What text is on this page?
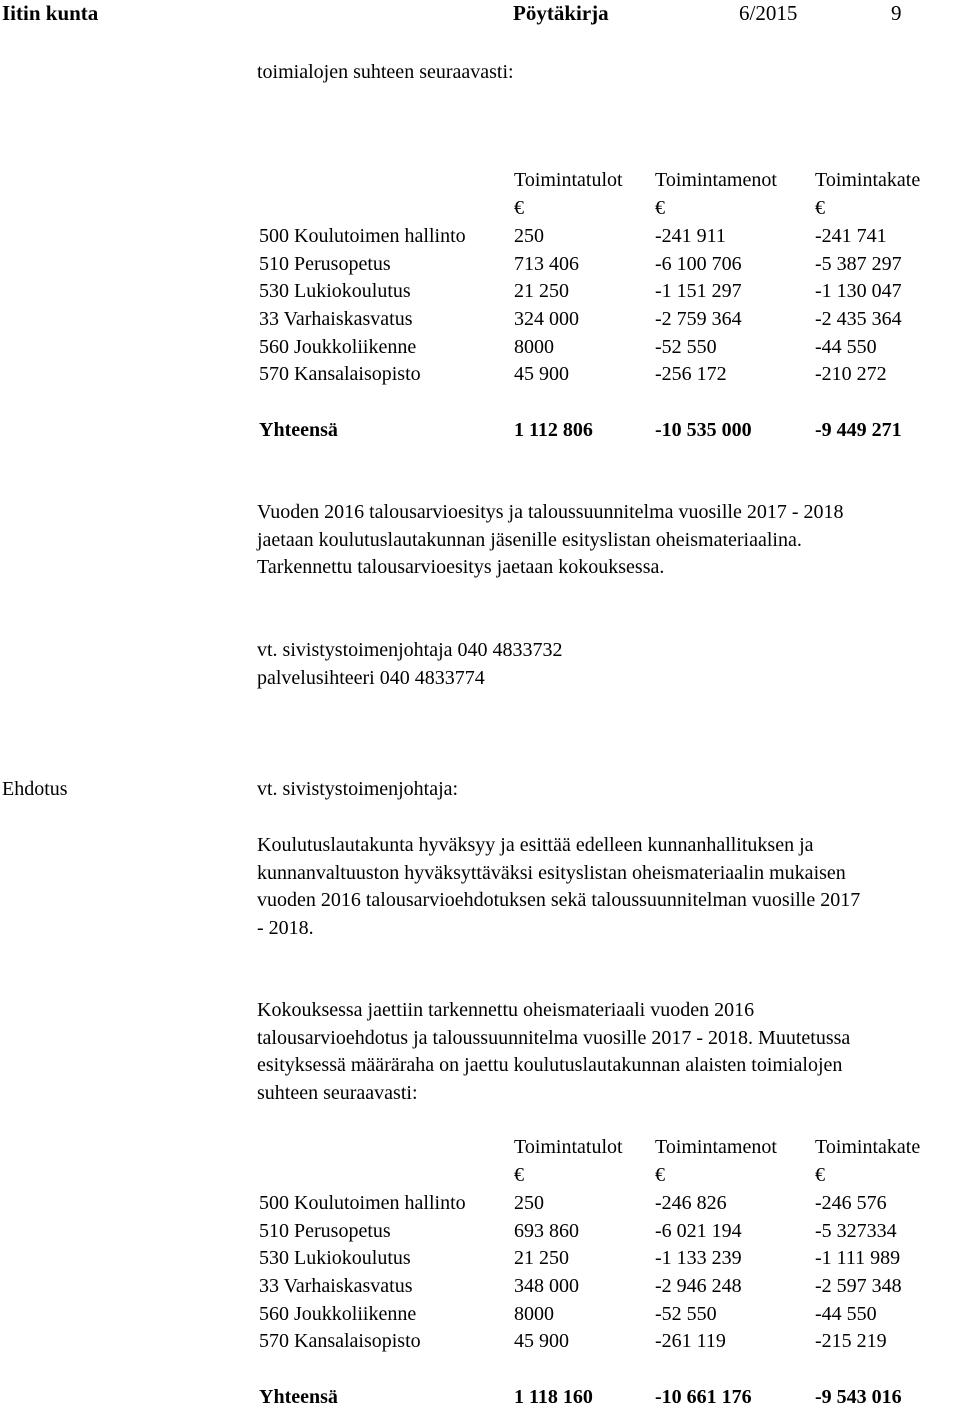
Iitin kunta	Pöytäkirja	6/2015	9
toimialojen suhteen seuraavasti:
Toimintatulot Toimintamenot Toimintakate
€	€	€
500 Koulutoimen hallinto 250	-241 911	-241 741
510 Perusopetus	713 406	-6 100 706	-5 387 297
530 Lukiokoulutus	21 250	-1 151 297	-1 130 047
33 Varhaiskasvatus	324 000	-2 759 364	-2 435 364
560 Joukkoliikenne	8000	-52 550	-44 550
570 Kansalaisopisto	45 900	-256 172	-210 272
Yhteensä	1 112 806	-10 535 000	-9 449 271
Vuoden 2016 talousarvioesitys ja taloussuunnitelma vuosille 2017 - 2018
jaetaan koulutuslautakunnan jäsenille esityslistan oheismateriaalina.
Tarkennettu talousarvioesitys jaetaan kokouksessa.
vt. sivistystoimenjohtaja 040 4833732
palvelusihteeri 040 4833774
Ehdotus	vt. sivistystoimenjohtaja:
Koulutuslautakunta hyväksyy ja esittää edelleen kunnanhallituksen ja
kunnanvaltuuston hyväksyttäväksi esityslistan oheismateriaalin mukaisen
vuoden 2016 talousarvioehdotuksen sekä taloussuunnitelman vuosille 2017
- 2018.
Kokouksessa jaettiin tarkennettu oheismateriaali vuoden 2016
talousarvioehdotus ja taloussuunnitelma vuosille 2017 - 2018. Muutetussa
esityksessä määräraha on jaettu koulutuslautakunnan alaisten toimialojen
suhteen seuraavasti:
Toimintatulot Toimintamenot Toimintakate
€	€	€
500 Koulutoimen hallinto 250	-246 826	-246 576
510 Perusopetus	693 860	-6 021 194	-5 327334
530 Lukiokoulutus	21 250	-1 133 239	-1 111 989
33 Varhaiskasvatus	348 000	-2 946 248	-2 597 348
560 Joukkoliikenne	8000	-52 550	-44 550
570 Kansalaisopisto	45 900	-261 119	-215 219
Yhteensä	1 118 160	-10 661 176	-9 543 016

Set problem >>
Leave the pictures out, and print every line of the listing exactly as written.

Response to the task >>
What text is on this page?
Iitin kunta	Pöytäkirja	6/2015	9
toimialojen suhteen seuraavasti:
Toimintatulot Toimintamenot Toimintakate
€	€	€
500 Koulutoimen hallinto 250	-241 911	-241 741
510 Perusopetus	713 406	-6 100 706	-5 387 297
530 Lukiokoulutus	21 250	-1 151 297	-1 130 047
33 Varhaiskasvatus	324 000	-2 759 364	-2 435 364
560 Joukkoliikenne	8000	-52 550	-44 550
570 Kansalaisopisto	45 900	-256 172	-210 272
Yhteensä	1 112 806	-10 535 000	-9 449 271
Vuoden 2016 talousarvioesitys ja taloussuunnitelma vuosille 2017 - 2018
jaetaan koulutuslautakunnan jäsenille esityslistan oheismateriaalina.
Tarkennettu talousarvioesitys jaetaan kokouksessa.
vt. sivistystoimenjohtaja 040 4833732
palvelusihteeri 040 4833774
Ehdotus	vt. sivistystoimenjohtaja:
Koulutuslautakunta hyväksyy ja esittää edelleen kunnanhallituksen ja
kunnanvaltuuston hyväksyttäväksi esityslistan oheismateriaalin mukaisen
vuoden 2016 talousarvioehdotuksen sekä taloussuunnitelman vuosille 2017
- 2018.
Kokouksessa jaettiin tarkennettu oheismateriaali vuoden 2016
talousarvioehdotus ja taloussuunnitelma vuosille 2017 - 2018. Muutetussa
esityksessä määräraha on jaettu koulutuslautakunnan alaisten toimialojen
suhteen seuraavasti:
Toimintatulot Toimintamenot Toimintakate
€	€	€
500 Koulutoimen hallinto 250	-246 826	-246 576
510 Perusopetus	693 860	-6 021 194	-5 327334
530 Lukiokoulutus	21 250	-1 133 239	-1 111 989
33 Varhaiskasvatus	348 000	-2 946 248	-2 597 348
560 Joukkoliikenne	8000	-52 550	-44 550
570 Kansalaisopisto	45 900	-261 119	-215 219
Yhteensä	1 118 160	-10 661 176	-9 543 016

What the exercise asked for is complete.